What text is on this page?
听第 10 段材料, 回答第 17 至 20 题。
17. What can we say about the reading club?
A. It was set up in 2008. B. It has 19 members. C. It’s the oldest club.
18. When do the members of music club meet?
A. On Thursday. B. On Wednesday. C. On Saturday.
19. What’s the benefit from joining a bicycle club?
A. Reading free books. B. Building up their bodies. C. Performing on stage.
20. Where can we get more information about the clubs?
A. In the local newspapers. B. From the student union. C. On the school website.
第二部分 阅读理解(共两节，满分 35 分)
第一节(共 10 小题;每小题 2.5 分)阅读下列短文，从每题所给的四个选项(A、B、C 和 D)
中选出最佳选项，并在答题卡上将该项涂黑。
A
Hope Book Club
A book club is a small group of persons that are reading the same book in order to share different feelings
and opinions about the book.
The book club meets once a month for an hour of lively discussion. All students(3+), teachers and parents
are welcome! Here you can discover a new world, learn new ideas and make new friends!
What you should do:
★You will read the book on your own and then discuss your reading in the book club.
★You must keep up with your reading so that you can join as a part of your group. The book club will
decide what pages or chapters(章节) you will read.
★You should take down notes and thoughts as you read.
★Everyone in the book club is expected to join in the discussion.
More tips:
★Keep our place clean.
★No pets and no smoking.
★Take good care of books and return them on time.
-------
• **Given instruction**
Go through the records and copy each line with "your" in it.

• **Response to this task**
★You will read the book on your own and then discuss your reading in the book club.
★You must keep up with your reading so that you can join as a part of your group. The book club will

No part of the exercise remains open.